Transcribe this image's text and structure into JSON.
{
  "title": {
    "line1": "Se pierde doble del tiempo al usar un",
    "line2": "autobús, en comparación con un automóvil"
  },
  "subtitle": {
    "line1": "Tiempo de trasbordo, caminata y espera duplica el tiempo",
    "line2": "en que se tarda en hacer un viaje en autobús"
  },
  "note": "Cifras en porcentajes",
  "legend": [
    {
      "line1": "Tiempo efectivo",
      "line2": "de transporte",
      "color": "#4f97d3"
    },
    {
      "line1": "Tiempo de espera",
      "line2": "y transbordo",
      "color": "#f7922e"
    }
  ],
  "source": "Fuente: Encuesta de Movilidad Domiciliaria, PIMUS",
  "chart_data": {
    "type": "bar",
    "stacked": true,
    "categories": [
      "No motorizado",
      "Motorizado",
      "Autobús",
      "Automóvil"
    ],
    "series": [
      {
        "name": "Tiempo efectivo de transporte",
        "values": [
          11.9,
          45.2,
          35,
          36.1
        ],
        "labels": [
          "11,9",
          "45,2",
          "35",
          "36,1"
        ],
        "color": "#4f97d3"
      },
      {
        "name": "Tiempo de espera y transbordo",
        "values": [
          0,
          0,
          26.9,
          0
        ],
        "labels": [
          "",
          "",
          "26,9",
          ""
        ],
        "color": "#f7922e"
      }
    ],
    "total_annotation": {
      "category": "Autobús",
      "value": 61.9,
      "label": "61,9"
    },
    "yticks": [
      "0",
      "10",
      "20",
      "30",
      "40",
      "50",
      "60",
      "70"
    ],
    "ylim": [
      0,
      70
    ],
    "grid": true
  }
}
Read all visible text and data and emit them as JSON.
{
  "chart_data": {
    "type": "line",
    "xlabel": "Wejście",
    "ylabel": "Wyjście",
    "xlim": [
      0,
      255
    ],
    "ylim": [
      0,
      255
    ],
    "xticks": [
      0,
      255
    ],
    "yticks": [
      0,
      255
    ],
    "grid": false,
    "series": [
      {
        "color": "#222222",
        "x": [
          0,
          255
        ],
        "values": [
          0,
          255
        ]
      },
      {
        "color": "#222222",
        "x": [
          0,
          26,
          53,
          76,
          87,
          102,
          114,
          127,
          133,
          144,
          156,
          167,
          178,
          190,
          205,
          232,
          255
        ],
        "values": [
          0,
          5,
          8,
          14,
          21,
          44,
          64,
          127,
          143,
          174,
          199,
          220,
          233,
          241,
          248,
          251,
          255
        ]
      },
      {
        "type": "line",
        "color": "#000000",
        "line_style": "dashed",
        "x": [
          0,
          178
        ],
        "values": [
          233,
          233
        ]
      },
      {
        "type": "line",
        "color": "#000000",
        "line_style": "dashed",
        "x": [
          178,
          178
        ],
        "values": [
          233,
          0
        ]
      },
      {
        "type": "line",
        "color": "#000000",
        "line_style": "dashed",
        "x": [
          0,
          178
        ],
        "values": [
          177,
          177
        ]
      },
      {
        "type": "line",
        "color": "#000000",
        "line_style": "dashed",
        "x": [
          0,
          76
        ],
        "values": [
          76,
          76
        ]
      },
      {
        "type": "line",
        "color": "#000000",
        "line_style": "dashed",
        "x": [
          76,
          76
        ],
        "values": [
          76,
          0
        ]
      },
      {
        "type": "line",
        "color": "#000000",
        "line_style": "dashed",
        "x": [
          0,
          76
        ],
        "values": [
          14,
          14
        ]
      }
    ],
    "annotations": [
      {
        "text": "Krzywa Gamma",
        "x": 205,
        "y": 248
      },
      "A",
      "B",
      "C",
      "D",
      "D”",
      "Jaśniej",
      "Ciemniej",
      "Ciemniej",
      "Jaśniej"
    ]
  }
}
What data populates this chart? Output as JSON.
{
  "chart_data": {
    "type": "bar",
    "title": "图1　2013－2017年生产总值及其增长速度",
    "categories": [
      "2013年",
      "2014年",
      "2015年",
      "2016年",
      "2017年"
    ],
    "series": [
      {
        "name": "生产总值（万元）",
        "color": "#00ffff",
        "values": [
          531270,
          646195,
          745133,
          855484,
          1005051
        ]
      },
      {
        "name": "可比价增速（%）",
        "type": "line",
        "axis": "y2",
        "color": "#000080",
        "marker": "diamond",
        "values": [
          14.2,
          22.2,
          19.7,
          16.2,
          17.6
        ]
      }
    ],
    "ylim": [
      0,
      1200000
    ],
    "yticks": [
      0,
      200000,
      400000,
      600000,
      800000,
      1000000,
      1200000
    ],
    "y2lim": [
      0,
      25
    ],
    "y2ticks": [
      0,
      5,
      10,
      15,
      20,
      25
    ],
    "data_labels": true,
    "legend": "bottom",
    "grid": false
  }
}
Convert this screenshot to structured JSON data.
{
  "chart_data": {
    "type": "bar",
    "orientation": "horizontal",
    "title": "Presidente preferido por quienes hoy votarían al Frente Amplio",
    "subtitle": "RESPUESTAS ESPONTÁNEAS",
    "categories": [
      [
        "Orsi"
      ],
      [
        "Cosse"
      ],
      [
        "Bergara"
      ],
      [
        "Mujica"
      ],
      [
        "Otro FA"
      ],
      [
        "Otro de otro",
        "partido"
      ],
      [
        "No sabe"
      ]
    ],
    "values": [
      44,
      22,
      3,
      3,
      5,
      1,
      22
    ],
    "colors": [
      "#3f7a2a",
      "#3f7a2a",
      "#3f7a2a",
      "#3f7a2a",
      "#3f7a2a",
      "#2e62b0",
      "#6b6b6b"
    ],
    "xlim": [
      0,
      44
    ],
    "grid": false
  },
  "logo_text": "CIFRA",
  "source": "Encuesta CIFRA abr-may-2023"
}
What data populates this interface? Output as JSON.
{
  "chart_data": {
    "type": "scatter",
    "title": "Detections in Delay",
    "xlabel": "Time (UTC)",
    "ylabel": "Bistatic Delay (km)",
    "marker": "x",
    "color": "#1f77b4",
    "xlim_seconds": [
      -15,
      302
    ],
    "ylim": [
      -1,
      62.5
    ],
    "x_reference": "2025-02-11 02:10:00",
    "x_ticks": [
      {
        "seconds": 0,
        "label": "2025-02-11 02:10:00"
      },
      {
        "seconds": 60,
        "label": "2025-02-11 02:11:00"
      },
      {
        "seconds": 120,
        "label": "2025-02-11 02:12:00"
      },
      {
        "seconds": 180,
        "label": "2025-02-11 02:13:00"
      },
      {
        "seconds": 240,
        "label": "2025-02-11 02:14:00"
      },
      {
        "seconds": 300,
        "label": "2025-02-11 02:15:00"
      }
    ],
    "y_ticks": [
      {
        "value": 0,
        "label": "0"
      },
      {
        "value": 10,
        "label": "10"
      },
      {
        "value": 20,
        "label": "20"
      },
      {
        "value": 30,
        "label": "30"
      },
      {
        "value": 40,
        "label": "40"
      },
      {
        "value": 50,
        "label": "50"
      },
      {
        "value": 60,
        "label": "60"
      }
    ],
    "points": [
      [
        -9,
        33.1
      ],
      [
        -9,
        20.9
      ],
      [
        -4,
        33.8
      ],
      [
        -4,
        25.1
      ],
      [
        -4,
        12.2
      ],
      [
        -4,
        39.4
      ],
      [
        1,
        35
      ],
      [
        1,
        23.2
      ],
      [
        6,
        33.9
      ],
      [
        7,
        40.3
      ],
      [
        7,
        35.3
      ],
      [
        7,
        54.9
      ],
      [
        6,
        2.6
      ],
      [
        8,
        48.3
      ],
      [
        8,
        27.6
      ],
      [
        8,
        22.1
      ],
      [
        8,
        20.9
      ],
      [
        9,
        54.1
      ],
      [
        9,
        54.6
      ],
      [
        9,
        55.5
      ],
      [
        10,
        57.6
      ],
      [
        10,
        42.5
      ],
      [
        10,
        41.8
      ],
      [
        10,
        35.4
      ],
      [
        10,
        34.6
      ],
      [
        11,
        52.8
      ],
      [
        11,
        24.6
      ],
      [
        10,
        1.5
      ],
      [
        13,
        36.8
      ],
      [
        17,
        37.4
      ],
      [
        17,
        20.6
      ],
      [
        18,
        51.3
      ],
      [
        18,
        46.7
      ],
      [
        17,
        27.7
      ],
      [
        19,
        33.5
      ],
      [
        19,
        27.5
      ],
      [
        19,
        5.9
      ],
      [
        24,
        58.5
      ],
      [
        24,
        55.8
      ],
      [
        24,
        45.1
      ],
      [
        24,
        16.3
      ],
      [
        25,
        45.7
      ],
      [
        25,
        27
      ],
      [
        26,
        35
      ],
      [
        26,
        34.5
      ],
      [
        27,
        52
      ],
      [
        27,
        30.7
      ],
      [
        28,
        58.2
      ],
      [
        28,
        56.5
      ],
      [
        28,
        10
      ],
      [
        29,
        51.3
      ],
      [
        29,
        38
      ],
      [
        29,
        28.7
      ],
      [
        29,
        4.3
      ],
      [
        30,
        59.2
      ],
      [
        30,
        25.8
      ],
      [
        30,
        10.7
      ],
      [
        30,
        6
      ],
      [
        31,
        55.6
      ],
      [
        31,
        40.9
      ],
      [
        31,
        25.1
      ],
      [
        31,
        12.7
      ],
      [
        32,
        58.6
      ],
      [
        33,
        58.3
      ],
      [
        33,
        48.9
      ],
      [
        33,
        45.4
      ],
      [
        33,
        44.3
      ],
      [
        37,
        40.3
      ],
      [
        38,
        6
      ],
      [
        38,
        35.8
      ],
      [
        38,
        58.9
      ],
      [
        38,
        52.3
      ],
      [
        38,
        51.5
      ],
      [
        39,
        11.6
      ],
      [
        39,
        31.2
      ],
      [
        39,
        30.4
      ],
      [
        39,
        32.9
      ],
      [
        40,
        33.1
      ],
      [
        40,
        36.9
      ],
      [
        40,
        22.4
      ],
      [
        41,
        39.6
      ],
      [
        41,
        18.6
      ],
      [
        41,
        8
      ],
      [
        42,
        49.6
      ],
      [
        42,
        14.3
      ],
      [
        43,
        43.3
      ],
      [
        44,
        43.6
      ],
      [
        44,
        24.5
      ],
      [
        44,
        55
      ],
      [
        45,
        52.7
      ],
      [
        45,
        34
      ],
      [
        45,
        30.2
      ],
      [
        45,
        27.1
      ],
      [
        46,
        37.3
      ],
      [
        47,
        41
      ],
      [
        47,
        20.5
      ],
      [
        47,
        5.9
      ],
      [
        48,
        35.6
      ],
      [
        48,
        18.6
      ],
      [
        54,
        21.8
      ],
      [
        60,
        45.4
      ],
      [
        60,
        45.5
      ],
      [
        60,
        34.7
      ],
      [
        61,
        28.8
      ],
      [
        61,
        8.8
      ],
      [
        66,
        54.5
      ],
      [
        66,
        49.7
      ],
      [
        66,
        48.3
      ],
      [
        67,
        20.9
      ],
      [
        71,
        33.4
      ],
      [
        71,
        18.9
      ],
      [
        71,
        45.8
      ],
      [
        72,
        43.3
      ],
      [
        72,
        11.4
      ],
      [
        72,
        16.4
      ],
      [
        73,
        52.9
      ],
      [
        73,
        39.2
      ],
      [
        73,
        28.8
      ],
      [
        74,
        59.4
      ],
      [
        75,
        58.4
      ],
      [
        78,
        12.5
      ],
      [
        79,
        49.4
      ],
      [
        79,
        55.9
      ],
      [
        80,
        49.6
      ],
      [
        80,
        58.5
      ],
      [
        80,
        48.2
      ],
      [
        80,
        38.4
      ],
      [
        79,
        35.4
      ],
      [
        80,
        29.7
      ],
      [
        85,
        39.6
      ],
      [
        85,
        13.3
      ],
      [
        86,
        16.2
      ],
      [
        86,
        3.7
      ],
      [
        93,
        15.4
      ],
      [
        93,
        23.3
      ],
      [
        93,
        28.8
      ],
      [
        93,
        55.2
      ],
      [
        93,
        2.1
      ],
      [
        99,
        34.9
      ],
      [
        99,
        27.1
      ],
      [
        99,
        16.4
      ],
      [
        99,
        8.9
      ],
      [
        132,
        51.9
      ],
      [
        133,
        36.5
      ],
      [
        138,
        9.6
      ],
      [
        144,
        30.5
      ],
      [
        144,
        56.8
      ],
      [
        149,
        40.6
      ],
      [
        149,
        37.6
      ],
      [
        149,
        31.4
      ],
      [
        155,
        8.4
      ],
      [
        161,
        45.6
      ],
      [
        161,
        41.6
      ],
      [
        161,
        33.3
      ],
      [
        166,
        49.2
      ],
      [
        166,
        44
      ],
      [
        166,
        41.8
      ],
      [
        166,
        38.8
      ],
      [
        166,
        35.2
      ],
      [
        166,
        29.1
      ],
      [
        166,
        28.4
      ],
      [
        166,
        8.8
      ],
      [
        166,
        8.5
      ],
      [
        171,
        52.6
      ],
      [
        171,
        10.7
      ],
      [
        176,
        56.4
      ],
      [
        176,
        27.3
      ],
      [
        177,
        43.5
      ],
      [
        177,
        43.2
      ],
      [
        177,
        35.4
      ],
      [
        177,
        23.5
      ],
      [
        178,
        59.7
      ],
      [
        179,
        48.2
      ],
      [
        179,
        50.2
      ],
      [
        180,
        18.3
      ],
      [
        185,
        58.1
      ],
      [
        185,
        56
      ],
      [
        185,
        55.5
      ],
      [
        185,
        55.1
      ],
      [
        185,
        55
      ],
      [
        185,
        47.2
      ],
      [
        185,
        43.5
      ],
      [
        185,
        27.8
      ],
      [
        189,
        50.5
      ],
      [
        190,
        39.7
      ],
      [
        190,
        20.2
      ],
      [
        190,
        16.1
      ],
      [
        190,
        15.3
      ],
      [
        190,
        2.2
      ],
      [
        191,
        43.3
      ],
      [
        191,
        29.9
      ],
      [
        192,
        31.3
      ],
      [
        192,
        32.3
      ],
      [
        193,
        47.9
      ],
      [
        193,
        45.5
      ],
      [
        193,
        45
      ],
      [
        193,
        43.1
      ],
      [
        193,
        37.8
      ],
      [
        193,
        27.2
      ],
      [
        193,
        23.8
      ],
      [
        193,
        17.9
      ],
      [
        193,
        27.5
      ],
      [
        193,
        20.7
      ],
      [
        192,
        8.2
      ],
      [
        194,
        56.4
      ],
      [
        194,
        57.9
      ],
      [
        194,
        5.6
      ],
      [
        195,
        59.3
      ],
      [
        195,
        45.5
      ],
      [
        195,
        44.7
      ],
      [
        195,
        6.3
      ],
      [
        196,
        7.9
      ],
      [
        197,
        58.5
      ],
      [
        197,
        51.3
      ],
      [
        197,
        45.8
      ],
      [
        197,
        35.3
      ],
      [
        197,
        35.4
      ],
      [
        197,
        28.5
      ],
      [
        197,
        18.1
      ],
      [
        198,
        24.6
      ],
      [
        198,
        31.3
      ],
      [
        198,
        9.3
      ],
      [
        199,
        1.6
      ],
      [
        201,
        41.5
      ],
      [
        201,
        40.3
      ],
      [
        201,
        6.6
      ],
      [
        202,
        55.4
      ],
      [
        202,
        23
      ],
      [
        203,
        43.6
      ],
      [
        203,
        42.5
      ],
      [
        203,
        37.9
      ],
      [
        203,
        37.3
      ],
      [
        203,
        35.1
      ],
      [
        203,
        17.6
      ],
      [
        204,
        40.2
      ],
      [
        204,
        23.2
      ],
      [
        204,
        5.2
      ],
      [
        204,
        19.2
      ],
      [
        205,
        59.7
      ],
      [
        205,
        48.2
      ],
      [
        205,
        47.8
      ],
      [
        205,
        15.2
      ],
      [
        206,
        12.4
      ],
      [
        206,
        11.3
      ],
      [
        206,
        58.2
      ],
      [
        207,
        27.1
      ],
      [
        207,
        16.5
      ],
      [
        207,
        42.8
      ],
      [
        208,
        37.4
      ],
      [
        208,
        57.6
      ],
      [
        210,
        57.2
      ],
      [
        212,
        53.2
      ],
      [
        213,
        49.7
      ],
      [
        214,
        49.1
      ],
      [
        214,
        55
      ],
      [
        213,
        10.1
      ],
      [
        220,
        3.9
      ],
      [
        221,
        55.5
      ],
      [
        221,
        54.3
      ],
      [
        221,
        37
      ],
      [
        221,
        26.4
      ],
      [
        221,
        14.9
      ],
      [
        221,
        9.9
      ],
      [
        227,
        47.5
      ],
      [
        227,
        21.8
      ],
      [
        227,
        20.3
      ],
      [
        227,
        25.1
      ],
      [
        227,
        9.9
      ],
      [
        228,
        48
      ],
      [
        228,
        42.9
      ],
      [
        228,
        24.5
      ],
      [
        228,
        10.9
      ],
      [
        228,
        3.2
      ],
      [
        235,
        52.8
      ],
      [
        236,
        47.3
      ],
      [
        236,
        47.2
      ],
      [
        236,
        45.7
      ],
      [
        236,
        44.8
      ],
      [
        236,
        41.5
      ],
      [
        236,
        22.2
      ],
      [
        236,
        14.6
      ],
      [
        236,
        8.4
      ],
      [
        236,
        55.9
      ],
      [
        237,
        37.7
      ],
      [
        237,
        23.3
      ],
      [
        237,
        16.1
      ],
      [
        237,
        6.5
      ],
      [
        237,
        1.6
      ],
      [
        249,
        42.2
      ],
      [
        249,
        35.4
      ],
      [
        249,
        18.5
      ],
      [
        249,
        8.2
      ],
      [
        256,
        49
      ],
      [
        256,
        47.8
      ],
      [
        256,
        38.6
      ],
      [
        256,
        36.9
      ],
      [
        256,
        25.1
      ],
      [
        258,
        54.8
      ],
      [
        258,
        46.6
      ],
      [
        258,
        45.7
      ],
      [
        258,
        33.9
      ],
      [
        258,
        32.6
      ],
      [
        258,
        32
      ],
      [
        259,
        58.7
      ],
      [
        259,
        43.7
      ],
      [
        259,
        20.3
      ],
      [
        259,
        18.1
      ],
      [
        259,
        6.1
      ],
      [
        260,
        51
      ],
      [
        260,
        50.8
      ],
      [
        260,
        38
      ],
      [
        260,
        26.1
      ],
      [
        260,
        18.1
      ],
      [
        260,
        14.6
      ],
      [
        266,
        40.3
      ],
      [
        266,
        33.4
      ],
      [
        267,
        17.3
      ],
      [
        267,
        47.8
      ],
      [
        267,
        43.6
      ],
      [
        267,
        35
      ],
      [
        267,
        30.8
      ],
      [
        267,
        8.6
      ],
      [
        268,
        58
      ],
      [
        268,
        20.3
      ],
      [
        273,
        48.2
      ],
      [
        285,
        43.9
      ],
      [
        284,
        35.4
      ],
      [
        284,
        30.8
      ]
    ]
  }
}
------------------------------------------------------------
Required task
Determine the number of lines in the entries above where the string "populates" appears. Answer with the number alone.

The solution
2